* **Directions for this task**
The records below are to be quoted in full; please keep every word exact.
■ ■ ■ ■ ■ ■ ■
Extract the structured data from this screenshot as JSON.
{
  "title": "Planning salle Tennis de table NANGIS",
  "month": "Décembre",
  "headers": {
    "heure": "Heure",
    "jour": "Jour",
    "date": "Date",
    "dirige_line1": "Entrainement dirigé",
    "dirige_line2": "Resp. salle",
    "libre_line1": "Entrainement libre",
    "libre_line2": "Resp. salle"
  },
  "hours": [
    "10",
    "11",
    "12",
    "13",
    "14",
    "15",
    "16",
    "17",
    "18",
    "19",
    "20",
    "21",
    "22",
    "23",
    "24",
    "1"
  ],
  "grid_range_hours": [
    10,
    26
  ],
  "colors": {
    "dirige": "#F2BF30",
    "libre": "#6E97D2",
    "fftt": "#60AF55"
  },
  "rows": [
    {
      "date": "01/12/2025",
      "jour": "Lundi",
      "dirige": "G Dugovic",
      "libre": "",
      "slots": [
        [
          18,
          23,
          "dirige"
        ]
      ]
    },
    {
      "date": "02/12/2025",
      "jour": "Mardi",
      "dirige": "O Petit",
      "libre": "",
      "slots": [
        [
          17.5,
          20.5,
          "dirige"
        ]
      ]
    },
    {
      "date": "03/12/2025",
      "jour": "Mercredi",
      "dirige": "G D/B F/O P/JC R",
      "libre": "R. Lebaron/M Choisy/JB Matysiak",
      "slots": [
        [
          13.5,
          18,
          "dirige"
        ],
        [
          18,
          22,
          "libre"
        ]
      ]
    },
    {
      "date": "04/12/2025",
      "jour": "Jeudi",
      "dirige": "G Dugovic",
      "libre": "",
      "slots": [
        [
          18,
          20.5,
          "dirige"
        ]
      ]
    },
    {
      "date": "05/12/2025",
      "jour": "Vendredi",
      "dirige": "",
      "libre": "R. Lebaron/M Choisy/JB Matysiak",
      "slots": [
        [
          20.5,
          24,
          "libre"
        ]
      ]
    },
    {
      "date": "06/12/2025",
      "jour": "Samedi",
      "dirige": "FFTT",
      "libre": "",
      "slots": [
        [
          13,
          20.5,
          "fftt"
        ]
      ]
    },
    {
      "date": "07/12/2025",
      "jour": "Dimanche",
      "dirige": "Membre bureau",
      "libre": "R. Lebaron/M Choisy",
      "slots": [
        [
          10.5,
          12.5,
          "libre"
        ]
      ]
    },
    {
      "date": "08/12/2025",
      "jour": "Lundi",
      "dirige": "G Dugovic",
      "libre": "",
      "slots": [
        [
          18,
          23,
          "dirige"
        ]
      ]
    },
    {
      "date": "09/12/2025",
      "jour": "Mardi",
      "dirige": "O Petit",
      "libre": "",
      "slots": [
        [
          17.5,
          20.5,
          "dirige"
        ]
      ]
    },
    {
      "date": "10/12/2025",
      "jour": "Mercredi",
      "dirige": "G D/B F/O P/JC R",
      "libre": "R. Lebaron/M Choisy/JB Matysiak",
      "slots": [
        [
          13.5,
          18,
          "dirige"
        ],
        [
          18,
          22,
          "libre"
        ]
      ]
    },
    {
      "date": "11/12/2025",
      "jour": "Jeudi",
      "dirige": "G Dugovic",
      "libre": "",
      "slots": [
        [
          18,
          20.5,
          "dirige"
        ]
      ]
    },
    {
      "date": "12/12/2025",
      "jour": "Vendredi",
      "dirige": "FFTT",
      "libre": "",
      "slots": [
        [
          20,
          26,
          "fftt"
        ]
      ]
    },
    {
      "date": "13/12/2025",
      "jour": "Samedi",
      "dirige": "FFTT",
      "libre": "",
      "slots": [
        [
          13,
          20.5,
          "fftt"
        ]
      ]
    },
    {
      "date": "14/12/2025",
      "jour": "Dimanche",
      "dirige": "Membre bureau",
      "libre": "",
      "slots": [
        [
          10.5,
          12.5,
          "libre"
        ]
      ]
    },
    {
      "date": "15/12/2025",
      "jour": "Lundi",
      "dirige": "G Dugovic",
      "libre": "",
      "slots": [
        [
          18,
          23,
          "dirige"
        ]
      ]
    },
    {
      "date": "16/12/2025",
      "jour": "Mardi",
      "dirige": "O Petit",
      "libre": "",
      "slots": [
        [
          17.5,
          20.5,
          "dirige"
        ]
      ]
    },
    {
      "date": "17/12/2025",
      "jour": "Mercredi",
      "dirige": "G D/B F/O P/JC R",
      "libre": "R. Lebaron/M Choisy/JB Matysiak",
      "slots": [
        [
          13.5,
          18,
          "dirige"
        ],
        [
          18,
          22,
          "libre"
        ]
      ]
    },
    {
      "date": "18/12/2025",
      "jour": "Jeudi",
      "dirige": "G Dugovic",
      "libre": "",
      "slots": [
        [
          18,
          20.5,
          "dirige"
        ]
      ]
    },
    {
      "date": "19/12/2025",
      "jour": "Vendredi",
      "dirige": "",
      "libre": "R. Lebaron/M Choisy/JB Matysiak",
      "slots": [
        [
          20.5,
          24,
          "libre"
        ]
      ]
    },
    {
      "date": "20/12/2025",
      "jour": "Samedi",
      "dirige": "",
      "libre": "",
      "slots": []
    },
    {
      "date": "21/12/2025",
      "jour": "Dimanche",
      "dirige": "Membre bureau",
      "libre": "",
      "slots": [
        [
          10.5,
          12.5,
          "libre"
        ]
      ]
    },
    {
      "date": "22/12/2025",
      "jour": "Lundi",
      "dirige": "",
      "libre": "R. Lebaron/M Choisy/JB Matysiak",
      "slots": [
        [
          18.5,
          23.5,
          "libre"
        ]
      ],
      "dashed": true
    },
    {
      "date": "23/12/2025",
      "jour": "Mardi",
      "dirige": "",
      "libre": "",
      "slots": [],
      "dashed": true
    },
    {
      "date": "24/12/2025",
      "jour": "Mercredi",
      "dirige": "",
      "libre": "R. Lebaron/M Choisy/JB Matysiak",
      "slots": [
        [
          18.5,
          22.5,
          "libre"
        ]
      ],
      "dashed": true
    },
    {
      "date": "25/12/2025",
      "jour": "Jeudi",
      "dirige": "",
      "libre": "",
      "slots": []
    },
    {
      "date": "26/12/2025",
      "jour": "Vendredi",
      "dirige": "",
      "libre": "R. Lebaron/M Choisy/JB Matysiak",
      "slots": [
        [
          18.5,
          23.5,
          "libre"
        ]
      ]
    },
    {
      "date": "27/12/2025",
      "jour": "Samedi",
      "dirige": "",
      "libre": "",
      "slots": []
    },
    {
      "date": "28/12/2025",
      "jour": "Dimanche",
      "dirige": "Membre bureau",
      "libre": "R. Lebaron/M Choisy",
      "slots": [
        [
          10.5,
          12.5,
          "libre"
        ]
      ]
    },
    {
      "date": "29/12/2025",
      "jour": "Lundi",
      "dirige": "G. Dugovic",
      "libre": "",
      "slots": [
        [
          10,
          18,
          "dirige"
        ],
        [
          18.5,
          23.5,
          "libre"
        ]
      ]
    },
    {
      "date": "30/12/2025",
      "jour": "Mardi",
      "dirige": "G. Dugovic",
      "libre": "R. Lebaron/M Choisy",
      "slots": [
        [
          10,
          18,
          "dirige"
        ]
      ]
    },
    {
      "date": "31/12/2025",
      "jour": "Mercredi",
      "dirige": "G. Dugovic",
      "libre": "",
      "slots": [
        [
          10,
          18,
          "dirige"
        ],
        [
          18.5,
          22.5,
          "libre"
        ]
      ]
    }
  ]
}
■ ■ ■ ■ ■ ■ ■
* **Response to this exercise**
Extract the structured data from this screenshot as JSON.
{
  "title": "Planning salle Tennis de table NANGIS",
  "month": "Décembre",
  "headers": {
    "heure": "Heure",
    "jour": "Jour",
    "date": "Date",
    "dirige_line1": "Entrainement dirigé",
    "dirige_line2": "Resp. salle",
    "libre_line1": "Entrainement libre",
    "libre_line2": "Resp. salle"
  },
  "hours": [
    "10",
    "11",
    "12",
    "13",
    "14",
    "15",
    "16",
    "17",
    "18",
    "19",
    "20",
    "21",
    "22",
    "23",
    "24",
    "1"
  ],
  "grid_range_hours": [
    10,
    26
  ],
  "colors": {
    "dirige": "#F2BF30",
    "libre": "#6E97D2",
    "fftt": "#60AF55"
  },
  "rows": [
    {
      "date": "01/12/2025",
      "jour": "Lundi",
      "dirige": "G Dugovic",
      "libre": "",
      "slots": [
        [
          18,
          23,
          "dirige"
        ]
      ]
    },
    {
      "date": "02/12/2025",
      "jour": "Mardi",
      "dirige": "O Petit",
      "libre": "",
      "slots": [
        [
          17.5,
          20.5,
          "dirige"
        ]
      ]
    },
    {
      "date": "03/12/2025",
      "jour": "Mercredi",
      "dirige": "G D/B F/O P/JC R",
      "libre": "R. Lebaron/M Choisy/JB Matysiak",
      "slots": [
        [
          13.5,
          18,
          "dirige"
        ],
        [
          18,
          22,
          "libre"
        ]
      ]
    },
    {
      "date": "04/12/2025",
      "jour": "Jeudi",
      "dirige": "G Dugovic",
      "libre": "",
      "slots": [
        [
          18,
          20.5,
          "dirige"
        ]
      ]
    },
    {
      "date": "05/12/2025",
      "jour": "Vendredi",
      "dirige": "",
      "libre": "R. Lebaron/M Choisy/JB Matysiak",
      "slots": [
        [
          20.5,
          24,
          "libre"
        ]
      ]
    },
    {
      "date": "06/12/2025",
      "jour": "Samedi",
      "dirige": "FFTT",
      "libre": "",
      "slots": [
        [
          13,
          20.5,
          "fftt"
        ]
      ]
    },
    {
      "date": "07/12/2025",
      "jour": "Dimanche",
      "dirige": "Membre bureau",
      "libre": "R. Lebaron/M Choisy",
      "slots": [
        [
          10.5,
          12.5,
          "libre"
        ]
      ]
    },
    {
      "date": "08/12/2025",
      "jour": "Lundi",
      "dirige": "G Dugovic",
      "libre": "",
      "slots": [
        [
          18,
          23,
          "dirige"
        ]
      ]
    },
    {
      "date": "09/12/2025",
      "jour": "Mardi",
      "dirige": "O Petit",
      "libre": "",
      "slots": [
        [
          17.5,
          20.5,
          "dirige"
        ]
      ]
    },
    {
      "date": "10/12/2025",
      "jour": "Mercredi",
      "dirige": "G D/B F/O P/JC R",
      "libre": "R. Lebaron/M Choisy/JB Matysiak",
      "slots": [
        [
          13.5,
          18,
          "dirige"
        ],
        [
          18,
          22,
          "libre"
        ]
      ]
    },
    {
      "date": "11/12/2025",
      "jour": "Jeudi",
      "dirige": "G Dugovic",
      "libre": "",
      "slots": [
        [
          18,
          20.5,
          "dirige"
        ]
      ]
    },
    {
      "date": "12/12/2025",
      "jour": "Vendredi",
      "dirige": "FFTT",
      "libre": "",
      "slots": [
        [
          20,
          26,
          "fftt"
        ]
      ]
    },
    {
      "date": "13/12/2025",
      "jour": "Samedi",
      "dirige": "FFTT",
      "libre": "",
      "slots": [
        [
          13,
          20.5,
          "fftt"
        ]
      ]
    },
    {
      "date": "14/12/2025",
      "jour": "Dimanche",
      "dirige": "Membre bureau",
      "libre": "",
      "slots": [
        [
          10.5,
          12.5,
          "libre"
        ]
      ]
    },
    {
      "date": "15/12/2025",
      "jour": "Lundi",
      "dirige": "G Dugovic",
      "libre": "",
      "slots": [
        [
          18,
          23,
          "dirige"
        ]
      ]
    },
    {
      "date": "16/12/2025",
      "jour": "Mardi",
      "dirige": "O Petit",
      "libre": "",
      "slots": [
        [
          17.5,
          20.5,
          "dirige"
        ]
      ]
    },
    {
      "date": "17/12/2025",
      "jour": "Mercredi",
      "dirige": "G D/B F/O P/JC R",
      "libre": "R. Lebaron/M Choisy/JB Matysiak",
      "slots": [
        [
          13.5,
          18,
          "dirige"
        ],
        [
          18,
          22,
          "libre"
        ]
      ]
    },
    {
      "date": "18/12/2025",
      "jour": "Jeudi",
      "dirige": "G Dugovic",
      "libre": "",
      "slots": [
        [
          18,
          20.5,
          "dirige"
        ]
      ]
    },
    {
      "date": "19/12/2025",
      "jour": "Vendredi",
      "dirige": "",
      "libre": "R. Lebaron/M Choisy/JB Matysiak",
      "slots": [
        [
          20.5,
          24,
          "libre"
        ]
      ]
    },
    {
      "date": "20/12/2025",
      "jour": "Samedi",
      "dirige": "",
      "libre": "",
      "slots": []
    },
    {
      "date": "21/12/2025",
      "jour": "Dimanche",
      "dirige": "Membre bureau",
      "libre": "",
      "slots": [
        [
          10.5,
          12.5,
          "libre"
        ]
      ]
    },
    {
      "date": "22/12/2025",
      "jour": "Lundi",
      "dirige": "",
      "libre": "R. Lebaron/M Choisy/JB Matysiak",
      "slots": [
        [
          18.5,
          23.5,
          "libre"
        ]
      ],
      "dashed": true
    },
    {
      "date": "23/12/2025",
      "jour": "Mardi",
      "dirige": "",
      "libre": "",
      "slots": [],
      "dashed": true
    },
    {
      "date": "24/12/2025",
      "jour": "Mercredi",
      "dirige": "",
      "libre": "R. Lebaron/M Choisy/JB Matysiak",
      "slots": [
        [
          18.5,
          22.5,
          "libre"
        ]
      ],
      "dashed": true
    },
    {
      "date": "25/12/2025",
      "jour": "Jeudi",
      "dirige": "",
      "libre": "",
      "slots": []
    },
    {
      "date": "26/12/2025",
      "jour": "Vendredi",
      "dirige": "",
      "libre": "R. Lebaron/M Choisy/JB Matysiak",
      "slots": [
        [
          18.5,
          23.5,
          "libre"
        ]
      ]
    },
    {
      "date": "27/12/2025",
      "jour": "Samedi",
      "dirige": "",
      "libre": "",
      "slots": []
    },
    {
      "date": "28/12/2025",
      "jour": "Dimanche",
      "dirige": "Membre bureau",
      "libre": "R. Lebaron/M Choisy",
      "slots": [
        [
          10.5,
          12.5,
          "libre"
        ]
      ]
    },
    {
      "date": "29/12/2025",
      "jour": "Lundi",
      "dirige": "G. Dugovic",
      "libre": "",
      "slots": [
        [
          10,
          18,
          "dirige"
        ],
        [
          18.5,
          23.5,
          "libre"
        ]
      ]
    },
    {
      "date": "30/12/2025",
      "jour": "Mardi",
      "dirige": "G. Dugovic",
      "libre": "R. Lebaron/M Choisy",
      "slots": [
        [
          10,
          18,
          "dirige"
        ]
      ]
    },
    {
      "date": "31/12/2025",
      "jour": "Mercredi",
      "dirige": "G. Dugovic",
      "libre": "",
      "slots": [
        [
          10,
          18,
          "dirige"
        ],
        [
          18.5,
          22.5,
          "libre"
        ]
      ]
    }
  ]
}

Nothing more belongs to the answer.